>> BEGIN

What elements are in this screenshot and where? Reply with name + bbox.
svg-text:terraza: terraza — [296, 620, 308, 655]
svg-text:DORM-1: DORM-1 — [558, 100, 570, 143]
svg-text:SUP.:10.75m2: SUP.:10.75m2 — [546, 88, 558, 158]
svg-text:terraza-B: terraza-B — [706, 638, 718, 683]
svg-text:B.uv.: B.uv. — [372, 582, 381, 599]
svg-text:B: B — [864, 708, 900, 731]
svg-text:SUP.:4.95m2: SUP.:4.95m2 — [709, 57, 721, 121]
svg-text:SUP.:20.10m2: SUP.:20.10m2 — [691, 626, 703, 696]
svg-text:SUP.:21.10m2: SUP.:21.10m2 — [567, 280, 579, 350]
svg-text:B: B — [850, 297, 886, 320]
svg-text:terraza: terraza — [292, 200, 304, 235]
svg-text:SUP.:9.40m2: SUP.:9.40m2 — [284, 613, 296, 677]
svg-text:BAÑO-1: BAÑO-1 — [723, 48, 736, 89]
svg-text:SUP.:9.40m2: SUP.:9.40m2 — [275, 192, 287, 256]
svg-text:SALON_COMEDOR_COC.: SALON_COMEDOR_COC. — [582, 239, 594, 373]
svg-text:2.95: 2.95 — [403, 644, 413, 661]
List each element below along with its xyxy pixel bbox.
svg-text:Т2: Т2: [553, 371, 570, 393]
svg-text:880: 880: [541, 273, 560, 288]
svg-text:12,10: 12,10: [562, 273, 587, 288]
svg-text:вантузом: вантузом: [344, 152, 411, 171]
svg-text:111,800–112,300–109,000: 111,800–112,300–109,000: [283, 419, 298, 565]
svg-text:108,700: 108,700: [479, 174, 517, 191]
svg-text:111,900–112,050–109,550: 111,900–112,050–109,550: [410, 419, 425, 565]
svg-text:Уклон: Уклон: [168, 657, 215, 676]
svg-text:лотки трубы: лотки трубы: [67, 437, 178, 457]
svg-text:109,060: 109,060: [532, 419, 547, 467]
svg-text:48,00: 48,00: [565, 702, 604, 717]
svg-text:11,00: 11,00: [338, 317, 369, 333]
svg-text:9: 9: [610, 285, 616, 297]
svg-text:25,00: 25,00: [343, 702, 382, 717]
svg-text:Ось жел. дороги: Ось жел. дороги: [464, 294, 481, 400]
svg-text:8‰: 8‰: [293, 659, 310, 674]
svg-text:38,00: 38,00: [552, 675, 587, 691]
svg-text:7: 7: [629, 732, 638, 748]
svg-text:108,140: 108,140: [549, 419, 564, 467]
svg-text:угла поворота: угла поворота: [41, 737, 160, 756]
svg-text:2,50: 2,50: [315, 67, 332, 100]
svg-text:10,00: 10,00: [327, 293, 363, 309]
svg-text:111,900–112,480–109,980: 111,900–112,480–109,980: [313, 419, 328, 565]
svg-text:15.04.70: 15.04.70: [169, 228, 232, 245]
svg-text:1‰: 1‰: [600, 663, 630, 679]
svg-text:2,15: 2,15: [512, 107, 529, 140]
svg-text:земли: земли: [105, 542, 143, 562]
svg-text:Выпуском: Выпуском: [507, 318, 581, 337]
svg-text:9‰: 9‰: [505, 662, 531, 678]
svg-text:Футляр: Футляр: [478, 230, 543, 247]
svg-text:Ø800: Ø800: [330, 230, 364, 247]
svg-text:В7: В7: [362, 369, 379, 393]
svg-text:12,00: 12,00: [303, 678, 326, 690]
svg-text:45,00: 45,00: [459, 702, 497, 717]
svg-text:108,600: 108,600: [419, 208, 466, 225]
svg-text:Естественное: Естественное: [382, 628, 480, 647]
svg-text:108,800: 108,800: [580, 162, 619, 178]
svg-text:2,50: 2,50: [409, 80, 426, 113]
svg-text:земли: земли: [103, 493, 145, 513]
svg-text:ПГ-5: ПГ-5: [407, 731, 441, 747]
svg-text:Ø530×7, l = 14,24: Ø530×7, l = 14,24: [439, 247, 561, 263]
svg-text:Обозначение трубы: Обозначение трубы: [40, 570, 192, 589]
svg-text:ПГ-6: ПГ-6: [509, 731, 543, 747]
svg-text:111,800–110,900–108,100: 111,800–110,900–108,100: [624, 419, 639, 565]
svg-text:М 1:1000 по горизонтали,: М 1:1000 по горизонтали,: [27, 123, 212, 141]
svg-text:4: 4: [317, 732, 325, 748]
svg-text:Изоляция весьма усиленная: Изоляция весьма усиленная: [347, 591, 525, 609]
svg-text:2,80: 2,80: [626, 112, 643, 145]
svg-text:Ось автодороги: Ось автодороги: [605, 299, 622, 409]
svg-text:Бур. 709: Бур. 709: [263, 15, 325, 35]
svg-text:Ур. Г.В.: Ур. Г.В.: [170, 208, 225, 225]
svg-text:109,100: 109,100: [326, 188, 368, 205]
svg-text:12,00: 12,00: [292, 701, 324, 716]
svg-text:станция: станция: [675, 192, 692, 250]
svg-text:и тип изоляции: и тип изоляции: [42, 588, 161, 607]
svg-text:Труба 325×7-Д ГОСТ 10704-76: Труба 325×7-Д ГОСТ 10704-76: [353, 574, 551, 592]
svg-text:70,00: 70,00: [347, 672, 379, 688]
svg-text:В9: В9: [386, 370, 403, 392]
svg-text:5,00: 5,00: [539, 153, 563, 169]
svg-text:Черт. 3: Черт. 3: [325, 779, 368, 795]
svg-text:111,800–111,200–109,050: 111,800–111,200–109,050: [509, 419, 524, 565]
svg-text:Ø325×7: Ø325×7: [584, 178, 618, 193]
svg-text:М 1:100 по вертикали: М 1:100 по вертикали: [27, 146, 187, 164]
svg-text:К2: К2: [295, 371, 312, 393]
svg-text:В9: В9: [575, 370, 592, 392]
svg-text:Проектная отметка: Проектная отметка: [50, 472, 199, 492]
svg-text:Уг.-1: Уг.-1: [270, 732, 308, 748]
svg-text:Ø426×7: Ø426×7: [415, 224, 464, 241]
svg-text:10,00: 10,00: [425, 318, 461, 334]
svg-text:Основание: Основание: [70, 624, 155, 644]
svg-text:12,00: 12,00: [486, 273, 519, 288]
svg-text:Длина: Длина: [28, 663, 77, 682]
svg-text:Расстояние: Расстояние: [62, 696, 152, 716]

>> END

EXERCISE DETAILS:
Rename "DORM-1" to "DORMITORIO-1" in the part of the data that opens with its first line and closes with the line containing "svg-text:25,00: 25,00: [343, 702, 382, 717]". Reproduce only that part, with everything else unchanged.

OUTPUT:
What elements are in this screenshot and where? Reply with name + bbox.
svg-text:terraza: terraza — [296, 620, 308, 655]
svg-text:DORMITORIO-1: DORMITORIO-1 — [558, 100, 570, 143]
svg-text:SUP.:10.75m2: SUP.:10.75m2 — [546, 88, 558, 158]
svg-text:terraza-B: terraza-B — [706, 638, 718, 683]
svg-text:B.uv.: B.uv. — [372, 582, 381, 599]
svg-text:B: B — [864, 708, 900, 731]
svg-text:SUP.:4.95m2: SUP.:4.95m2 — [709, 57, 721, 121]
svg-text:SUP.:20.10m2: SUP.:20.10m2 — [691, 626, 703, 696]
svg-text:SUP.:21.10m2: SUP.:21.10m2 — [567, 280, 579, 350]
svg-text:B: B — [850, 297, 886, 320]
svg-text:terraza: terraza — [292, 200, 304, 235]
svg-text:SUP.:9.40m2: SUP.:9.40m2 — [284, 613, 296, 677]
svg-text:BAÑO-1: BAÑO-1 — [723, 48, 736, 89]
svg-text:SUP.:9.40m2: SUP.:9.40m2 — [275, 192, 287, 256]
svg-text:SALON_COMEDOR_COC.: SALON_COMEDOR_COC. — [582, 239, 594, 373]
svg-text:2.95: 2.95 — [403, 644, 413, 661]
List each element below along with its xyxy pixel bbox.
svg-text:Т2: Т2: [553, 371, 570, 393]
svg-text:880: 880: [541, 273, 560, 288]
svg-text:12,10: 12,10: [562, 273, 587, 288]
svg-text:вантузом: вантузом: [344, 152, 411, 171]
svg-text:111,800–112,300–109,000: 111,800–112,300–109,000: [283, 419, 298, 565]
svg-text:108,700: 108,700: [479, 174, 517, 191]
svg-text:111,900–112,050–109,550: 111,900–112,050–109,550: [410, 419, 425, 565]
svg-text:Уклон: Уклон: [168, 657, 215, 676]
svg-text:лотки трубы: лотки трубы: [67, 437, 178, 457]
svg-text:109,060: 109,060: [532, 419, 547, 467]
svg-text:48,00: 48,00: [565, 702, 604, 717]
svg-text:11,00: 11,00: [338, 317, 369, 333]
svg-text:9: 9: [610, 285, 616, 297]
svg-text:25,00: 25,00: [343, 702, 382, 717]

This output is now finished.